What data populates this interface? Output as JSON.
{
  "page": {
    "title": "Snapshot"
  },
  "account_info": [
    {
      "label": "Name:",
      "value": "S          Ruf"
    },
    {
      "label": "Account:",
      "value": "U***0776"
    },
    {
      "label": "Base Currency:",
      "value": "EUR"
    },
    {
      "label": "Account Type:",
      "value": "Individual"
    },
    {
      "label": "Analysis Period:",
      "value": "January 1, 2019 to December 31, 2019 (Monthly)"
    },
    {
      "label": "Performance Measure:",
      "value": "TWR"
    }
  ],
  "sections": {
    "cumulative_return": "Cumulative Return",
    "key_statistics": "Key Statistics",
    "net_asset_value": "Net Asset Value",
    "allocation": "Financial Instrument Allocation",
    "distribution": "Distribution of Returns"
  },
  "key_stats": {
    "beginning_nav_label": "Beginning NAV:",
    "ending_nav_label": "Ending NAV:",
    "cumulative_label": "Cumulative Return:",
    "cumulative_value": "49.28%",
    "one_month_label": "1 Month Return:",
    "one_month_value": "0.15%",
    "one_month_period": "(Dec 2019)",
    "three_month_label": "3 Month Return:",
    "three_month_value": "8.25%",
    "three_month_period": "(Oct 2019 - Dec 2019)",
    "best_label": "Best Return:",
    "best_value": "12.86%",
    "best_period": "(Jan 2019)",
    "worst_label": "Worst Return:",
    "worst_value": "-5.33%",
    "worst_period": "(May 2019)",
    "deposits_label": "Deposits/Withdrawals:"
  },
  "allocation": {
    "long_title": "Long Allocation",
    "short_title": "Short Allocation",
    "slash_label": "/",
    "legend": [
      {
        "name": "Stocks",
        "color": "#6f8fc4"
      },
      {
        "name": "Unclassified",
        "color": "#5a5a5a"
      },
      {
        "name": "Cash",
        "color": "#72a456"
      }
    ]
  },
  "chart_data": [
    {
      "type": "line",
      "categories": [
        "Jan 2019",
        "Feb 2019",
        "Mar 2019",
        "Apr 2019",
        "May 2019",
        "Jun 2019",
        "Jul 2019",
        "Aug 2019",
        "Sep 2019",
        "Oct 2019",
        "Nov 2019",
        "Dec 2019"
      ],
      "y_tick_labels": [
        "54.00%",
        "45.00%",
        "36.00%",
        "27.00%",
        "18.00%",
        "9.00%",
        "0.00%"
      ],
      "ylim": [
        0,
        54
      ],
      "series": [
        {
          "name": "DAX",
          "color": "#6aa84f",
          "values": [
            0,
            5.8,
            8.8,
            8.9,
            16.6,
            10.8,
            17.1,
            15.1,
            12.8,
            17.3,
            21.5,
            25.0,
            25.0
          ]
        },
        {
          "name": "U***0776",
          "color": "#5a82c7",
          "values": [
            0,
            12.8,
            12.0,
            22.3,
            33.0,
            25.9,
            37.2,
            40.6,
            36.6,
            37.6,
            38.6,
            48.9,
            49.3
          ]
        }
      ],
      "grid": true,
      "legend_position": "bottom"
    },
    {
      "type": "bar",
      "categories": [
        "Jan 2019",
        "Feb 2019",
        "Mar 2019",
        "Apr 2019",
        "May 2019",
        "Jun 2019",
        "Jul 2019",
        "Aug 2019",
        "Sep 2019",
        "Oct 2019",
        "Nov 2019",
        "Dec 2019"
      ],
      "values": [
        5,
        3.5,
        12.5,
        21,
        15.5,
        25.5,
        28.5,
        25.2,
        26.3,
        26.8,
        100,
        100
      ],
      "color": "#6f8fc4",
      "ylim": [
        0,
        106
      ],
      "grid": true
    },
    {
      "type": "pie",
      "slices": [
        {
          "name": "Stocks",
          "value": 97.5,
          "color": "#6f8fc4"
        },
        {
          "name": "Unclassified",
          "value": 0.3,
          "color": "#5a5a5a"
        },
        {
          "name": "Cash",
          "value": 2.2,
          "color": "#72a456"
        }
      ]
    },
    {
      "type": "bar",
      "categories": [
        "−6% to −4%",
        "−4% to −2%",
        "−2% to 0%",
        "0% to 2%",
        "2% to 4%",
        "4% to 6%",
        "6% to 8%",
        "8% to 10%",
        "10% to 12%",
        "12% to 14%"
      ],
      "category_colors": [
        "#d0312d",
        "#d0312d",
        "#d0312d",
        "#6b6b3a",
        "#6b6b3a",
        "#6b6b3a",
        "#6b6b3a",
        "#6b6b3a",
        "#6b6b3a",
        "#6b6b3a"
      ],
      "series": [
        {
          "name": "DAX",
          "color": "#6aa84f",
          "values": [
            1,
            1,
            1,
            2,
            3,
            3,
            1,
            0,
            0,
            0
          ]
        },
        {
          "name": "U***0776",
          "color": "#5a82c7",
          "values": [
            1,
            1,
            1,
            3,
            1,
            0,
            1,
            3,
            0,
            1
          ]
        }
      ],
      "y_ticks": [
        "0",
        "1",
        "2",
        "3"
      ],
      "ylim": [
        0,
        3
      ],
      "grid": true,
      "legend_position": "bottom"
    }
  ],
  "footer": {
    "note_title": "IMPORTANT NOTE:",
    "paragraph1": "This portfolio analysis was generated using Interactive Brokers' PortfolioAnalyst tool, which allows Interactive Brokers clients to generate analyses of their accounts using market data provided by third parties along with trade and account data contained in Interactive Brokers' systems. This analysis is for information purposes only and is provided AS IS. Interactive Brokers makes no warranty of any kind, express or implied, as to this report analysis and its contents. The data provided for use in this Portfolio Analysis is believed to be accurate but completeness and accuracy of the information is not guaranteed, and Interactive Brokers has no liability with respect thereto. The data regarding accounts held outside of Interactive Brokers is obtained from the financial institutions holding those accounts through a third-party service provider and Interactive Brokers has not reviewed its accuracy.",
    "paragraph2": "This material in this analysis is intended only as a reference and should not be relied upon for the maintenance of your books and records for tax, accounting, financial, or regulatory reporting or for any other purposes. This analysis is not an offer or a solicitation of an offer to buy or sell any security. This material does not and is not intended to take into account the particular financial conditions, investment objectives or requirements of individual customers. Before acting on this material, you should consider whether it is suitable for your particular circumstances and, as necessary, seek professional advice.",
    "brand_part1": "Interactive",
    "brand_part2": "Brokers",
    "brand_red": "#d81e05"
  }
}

━━━━━━━━━━━━━━━━━━━━━━━━━━━━━━

• **Exercise details**
Each record should come back exactly as written.

• **Full solution**
What data populates this interface? Output as JSON.
{
  "page": {
    "title": "Snapshot"
  },
  "account_info": [
    {
      "label": "Name:",
      "value": "S          Ruf"
    },
    {
      "label": "Account:",
      "value": "U***0776"
    },
    {
      "label": "Base Currency:",
      "value": "EUR"
    },
    {
      "label": "Account Type:",
      "value": "Individual"
    },
    {
      "label": "Analysis Period:",
      "value": "January 1, 2019 to December 31, 2019 (Monthly)"
    },
    {
      "label": "Performance Measure:",
      "value": "TWR"
    }
  ],
  "sections": {
    "cumulative_return": "Cumulative Return",
    "key_statistics": "Key Statistics",
    "net_asset_value": "Net Asset Value",
    "allocation": "Financial Instrument Allocation",
    "distribution": "Distribution of Returns"
  },
  "key_stats": {
    "beginning_nav_label": "Beginning NAV:",
    "ending_nav_label": "Ending NAV:",
    "cumulative_label": "Cumulative Return:",
    "cumulative_value": "49.28%",
    "one_month_label": "1 Month Return:",
    "one_month_value": "0.15%",
    "one_month_period": "(Dec 2019)",
    "three_month_label": "3 Month Return:",
    "three_month_value": "8.25%",
    "three_month_period": "(Oct 2019 - Dec 2019)",
    "best_label": "Best Return:",
    "best_value": "12.86%",
    "best_period": "(Jan 2019)",
    "worst_label": "Worst Return:",
    "worst_value": "-5.33%",
    "worst_period": "(May 2019)",
    "deposits_label": "Deposits/Withdrawals:"
  },
  "allocation": {
    "long_title": "Long Allocation",
    "short_title": "Short Allocation",
    "slash_label": "/",
    "legend": [
      {
        "name": "Stocks",
        "color": "#6f8fc4"
      },
      {
        "name": "Unclassified",
        "color": "#5a5a5a"
      },
      {
        "name": "Cash",
        "color": "#72a456"
      }
    ]
  },
  "chart_data": [
    {
      "type": "line",
      "categories": [
        "Jan 2019",
        "Feb 2019",
        "Mar 2019",
        "Apr 2019",
        "May 2019",
        "Jun 2019",
        "Jul 2019",
        "Aug 2019",
        "Sep 2019",
        "Oct 2019",
        "Nov 2019",
        "Dec 2019"
      ],
      "y_tick_labels": [
        "54.00%",
        "45.00%",
        "36.00%",
        "27.00%",
        "18.00%",
        "9.00%",
        "0.00%"
      ],
      "ylim": [
        0,
        54
      ],
      "series": [
        {
          "name": "DAX",
          "color": "#6aa84f",
          "values": [
            0,
            5.8,
            8.8,
            8.9,
            16.6,
            10.8,
            17.1,
            15.1,
            12.8,
            17.3,
            21.5,
            25.0,
            25.0
          ]
        },
        {
          "name": "U***0776",
          "color": "#5a82c7",
          "values": [
            0,
            12.8,
            12.0,
            22.3,
            33.0,
            25.9,
            37.2,
            40.6,
            36.6,
            37.6,
            38.6,
            48.9,
            49.3
          ]
        }
      ],
      "grid": true,
      "legend_position": "bottom"
    },
    {
      "type": "bar",
      "categories": [
        "Jan 2019",
        "Feb 2019",
        "Mar 2019",
        "Apr 2019",
        "May 2019",
        "Jun 2019",
        "Jul 2019",
        "Aug 2019",
        "Sep 2019",
        "Oct 2019",
        "Nov 2019",
        "Dec 2019"
      ],
      "values": [
        5,
        3.5,
        12.5,
        21,
        15.5,
        25.5,
        28.5,
        25.2,
        26.3,
        26.8,
        100,
        100
      ],
      "color": "#6f8fc4",
      "ylim": [
        0,
        106
      ],
      "grid": true
    },
    {
      "type": "pie",
      "slices": [
        {
          "name": "Stocks",
          "value": 97.5,
          "color": "#6f8fc4"
        },
        {
          "name": "Unclassified",
          "value": 0.3,
          "color": "#5a5a5a"
        },
        {
          "name": "Cash",
          "value": 2.2,
          "color": "#72a456"
        }
      ]
    },
    {
      "type": "bar",
      "categories": [
        "−6% to −4%",
        "−4% to −2%",
        "−2% to 0%",
        "0% to 2%",
        "2% to 4%",
        "4% to 6%",
        "6% to 8%",
        "8% to 10%",
        "10% to 12%",
        "12% to 14%"
      ],
      "category_colors": [
        "#d0312d",
        "#d0312d",
        "#d0312d",
        "#6b6b3a",
        "#6b6b3a",
        "#6b6b3a",
        "#6b6b3a",
        "#6b6b3a",
        "#6b6b3a",
        "#6b6b3a"
      ],
      "series": [
        {
          "name": "DAX",
          "color": "#6aa84f",
          "values": [
            1,
            1,
            1,
            2,
            3,
            3,
            1,
            0,
            0,
            0
          ]
        },
        {
          "name": "U***0776",
          "color": "#5a82c7",
          "values": [
            1,
            1,
            1,
            3,
            1,
            0,
            1,
            3,
            0,
            1
          ]
        }
      ],
      "y_ticks": [
        "0",
        "1",
        "2",
        "3"
      ],
      "ylim": [
        0,
        3
      ],
      "grid": true,
      "legend_position": "bottom"
    }
  ],
  "footer": {
    "note_title": "IMPORTANT NOTE:",
    "paragraph1": "This portfolio analysis was generated using Interactive Brokers' PortfolioAnalyst tool, which allows Interactive Brokers clients to generate analyses of their accounts using market data provided by third parties along with trade and account data contained in Interactive Brokers' systems. This analysis is for information purposes only and is provided AS IS. Interactive Brokers makes no warranty of any kind, express or implied, as to this report analysis and its contents. The data provided for use in this Portfolio Analysis is believed to be accurate but completeness and accuracy of the information is not guaranteed, and Interactive Brokers has no liability with respect thereto. The data regarding accounts held outside of Interactive Brokers is obtained from the financial institutions holding those accounts through a third-party service provider and Interactive Brokers has not reviewed its accuracy.",
    "paragraph2": "This material in this analysis is intended only as a reference and should not be relied upon for the maintenance of your books and records for tax, accounting, financial, or regulatory reporting or for any other purposes. This analysis is not an offer or a solicitation of an offer to buy or sell any security. This material does not and is not intended to take into account the particular financial conditions, investment objectives or requirements of individual customers. Before acting on this material, you should consider whether it is suitable for your particular circumstances and, as necessary, seek professional advice.",
    "brand_part1": "Interactive",
    "brand_part2": "Brokers",
    "brand_red": "#d81e05"
  }
}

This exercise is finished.